● **Aim of the exercise**
Only lines with the word "title" are needed; collect each of them from the listing below.

● **Working data**
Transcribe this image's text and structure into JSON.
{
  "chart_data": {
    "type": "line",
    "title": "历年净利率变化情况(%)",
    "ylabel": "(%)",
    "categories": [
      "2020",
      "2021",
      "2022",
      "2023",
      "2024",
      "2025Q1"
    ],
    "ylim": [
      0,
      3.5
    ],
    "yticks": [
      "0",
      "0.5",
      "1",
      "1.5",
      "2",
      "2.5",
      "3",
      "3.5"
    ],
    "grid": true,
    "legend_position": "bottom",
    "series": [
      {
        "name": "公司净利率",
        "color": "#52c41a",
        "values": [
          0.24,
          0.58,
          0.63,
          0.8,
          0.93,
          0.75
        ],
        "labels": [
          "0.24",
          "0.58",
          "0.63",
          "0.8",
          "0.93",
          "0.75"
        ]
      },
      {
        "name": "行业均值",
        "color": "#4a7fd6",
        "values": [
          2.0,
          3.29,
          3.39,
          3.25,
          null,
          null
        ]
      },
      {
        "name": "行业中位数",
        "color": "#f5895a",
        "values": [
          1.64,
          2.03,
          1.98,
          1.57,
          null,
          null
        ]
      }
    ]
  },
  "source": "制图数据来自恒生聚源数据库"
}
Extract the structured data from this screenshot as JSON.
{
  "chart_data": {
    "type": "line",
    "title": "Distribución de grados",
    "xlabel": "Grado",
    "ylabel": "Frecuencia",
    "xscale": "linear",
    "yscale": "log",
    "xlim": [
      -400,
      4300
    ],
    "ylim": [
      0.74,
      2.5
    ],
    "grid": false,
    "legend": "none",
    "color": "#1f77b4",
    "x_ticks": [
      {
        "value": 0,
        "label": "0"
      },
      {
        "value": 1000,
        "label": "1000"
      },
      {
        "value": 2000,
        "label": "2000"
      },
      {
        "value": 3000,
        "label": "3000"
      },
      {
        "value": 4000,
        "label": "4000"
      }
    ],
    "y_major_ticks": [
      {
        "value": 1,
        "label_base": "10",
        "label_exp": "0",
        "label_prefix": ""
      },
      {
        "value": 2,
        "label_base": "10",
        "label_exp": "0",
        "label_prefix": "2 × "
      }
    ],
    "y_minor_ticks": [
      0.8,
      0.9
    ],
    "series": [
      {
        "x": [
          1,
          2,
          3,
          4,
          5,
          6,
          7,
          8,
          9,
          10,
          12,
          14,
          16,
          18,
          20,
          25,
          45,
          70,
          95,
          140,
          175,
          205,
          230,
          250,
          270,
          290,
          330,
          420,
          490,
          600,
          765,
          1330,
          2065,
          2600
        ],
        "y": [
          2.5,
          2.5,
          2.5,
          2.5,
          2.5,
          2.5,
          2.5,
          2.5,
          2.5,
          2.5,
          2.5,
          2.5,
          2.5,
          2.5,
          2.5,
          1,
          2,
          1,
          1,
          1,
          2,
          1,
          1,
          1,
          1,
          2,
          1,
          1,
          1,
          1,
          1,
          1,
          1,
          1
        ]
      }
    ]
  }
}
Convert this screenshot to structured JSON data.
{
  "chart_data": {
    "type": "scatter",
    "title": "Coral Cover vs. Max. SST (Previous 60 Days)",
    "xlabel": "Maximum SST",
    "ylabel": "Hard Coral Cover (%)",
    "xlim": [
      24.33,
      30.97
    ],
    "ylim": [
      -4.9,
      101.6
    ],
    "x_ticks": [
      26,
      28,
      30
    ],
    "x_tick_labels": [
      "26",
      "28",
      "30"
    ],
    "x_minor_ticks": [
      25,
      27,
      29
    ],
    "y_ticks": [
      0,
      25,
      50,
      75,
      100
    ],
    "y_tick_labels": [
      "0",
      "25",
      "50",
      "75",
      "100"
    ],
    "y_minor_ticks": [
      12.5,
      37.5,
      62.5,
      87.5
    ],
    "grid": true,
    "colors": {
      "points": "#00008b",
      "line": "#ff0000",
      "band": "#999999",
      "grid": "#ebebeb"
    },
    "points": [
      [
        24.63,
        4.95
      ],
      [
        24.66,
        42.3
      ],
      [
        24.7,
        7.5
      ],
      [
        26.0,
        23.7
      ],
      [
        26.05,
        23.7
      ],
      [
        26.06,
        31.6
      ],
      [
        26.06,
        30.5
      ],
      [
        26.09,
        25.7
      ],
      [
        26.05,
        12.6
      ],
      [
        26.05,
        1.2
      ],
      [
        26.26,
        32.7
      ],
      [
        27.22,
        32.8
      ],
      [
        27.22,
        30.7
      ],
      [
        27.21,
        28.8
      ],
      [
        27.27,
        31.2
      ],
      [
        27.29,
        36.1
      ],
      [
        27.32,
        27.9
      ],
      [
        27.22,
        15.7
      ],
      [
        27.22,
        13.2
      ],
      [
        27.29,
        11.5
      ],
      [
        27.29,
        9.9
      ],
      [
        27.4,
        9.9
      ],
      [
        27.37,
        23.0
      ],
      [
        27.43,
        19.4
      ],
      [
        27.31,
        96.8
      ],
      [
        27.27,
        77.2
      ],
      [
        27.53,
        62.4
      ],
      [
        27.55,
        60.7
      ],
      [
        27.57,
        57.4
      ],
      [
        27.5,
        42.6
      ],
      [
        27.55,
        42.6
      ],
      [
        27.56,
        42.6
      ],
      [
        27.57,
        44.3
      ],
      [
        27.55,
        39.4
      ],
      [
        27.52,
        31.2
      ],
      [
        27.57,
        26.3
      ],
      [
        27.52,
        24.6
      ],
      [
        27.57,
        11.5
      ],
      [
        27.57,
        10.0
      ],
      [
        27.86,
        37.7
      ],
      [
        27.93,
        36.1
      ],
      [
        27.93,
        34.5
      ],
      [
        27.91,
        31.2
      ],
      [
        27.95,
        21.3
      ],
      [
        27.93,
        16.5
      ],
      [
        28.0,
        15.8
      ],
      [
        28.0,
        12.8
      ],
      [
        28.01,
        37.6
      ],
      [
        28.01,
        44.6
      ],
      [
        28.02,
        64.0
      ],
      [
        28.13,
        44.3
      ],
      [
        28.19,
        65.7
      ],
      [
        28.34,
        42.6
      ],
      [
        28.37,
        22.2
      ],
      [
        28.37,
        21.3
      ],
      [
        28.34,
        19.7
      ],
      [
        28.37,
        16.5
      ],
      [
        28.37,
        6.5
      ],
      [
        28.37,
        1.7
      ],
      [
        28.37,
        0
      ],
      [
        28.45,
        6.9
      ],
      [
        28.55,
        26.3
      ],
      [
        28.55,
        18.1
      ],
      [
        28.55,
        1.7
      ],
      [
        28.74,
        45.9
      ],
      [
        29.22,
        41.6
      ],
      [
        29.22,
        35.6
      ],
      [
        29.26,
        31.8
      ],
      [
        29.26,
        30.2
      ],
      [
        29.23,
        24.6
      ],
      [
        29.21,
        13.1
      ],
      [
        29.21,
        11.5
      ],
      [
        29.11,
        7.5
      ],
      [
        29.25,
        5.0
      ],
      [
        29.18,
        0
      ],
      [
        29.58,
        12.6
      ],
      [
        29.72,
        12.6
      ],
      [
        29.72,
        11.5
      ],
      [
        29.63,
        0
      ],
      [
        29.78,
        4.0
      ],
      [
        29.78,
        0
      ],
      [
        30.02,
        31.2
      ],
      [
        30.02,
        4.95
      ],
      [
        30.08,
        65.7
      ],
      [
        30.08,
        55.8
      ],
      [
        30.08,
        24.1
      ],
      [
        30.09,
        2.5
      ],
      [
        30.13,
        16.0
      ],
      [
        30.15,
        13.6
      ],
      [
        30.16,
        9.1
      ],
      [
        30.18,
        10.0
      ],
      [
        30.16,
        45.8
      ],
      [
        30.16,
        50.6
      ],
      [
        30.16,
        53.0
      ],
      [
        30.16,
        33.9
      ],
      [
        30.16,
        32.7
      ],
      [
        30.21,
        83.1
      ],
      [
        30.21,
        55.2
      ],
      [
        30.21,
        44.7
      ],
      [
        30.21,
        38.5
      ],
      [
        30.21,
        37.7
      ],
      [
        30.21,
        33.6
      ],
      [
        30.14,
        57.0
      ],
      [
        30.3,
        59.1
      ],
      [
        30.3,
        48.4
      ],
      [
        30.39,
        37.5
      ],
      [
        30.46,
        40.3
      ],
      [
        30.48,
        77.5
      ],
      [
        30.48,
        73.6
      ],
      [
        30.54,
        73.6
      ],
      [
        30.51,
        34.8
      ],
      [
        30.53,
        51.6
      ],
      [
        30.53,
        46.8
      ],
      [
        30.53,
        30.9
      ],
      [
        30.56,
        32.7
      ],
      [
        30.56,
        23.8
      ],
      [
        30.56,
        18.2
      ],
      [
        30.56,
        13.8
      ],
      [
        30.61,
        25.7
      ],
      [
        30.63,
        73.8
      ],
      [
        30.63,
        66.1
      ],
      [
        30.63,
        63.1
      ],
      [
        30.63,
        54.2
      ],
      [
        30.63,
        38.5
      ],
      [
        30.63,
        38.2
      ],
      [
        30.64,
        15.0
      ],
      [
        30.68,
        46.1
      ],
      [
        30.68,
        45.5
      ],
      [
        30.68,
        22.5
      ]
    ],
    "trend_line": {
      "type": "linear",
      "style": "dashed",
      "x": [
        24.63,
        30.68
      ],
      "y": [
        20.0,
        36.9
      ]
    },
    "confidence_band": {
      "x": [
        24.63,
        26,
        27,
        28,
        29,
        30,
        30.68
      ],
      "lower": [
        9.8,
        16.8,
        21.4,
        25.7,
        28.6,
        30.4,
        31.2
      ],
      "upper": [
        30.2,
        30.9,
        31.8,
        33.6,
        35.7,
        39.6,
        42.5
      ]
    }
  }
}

● **The solution**
    "title": "历年净利率变化情况(%)",
    "title": "Distribución de grados",
    "title": "Coral Cover vs. Max. SST (Previous 60 Days)",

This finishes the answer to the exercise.